(Items from a data source)

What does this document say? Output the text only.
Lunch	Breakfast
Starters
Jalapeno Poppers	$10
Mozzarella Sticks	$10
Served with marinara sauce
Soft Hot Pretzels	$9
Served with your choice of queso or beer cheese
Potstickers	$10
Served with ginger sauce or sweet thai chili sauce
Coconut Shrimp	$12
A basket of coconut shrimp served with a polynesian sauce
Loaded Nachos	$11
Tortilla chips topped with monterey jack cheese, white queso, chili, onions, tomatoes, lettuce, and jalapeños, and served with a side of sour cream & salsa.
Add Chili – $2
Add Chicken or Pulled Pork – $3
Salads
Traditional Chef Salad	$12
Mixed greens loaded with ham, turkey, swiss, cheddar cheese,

[What you need to do]: Repeat every line of the material exactly as given.

[Response to this exercise]:
What does this document say? Output the text only.
Lunch	Breakfast
Starters
Jalapeno Poppers	$10
Mozzarella Sticks	$10
Served with marinara sauce
Soft Hot Pretzels	$9
Served with your choice of queso or beer cheese
Potstickers	$10
Served with ginger sauce or sweet thai chili sauce
Coconut Shrimp	$12
A basket of coconut shrimp served with a polynesian sauce
Loaded Nachos	$11
Tortilla chips topped with monterey jack cheese, white queso, chili, onions, tomatoes, lettuce, and jalapeños, and served with a side of sour cream & salsa.
Add Chili – $2
Add Chicken or Pulled Pork – $3
Salads
Traditional Chef Salad	$12
Mixed greens loaded with ham, turkey, swiss, cheddar cheese,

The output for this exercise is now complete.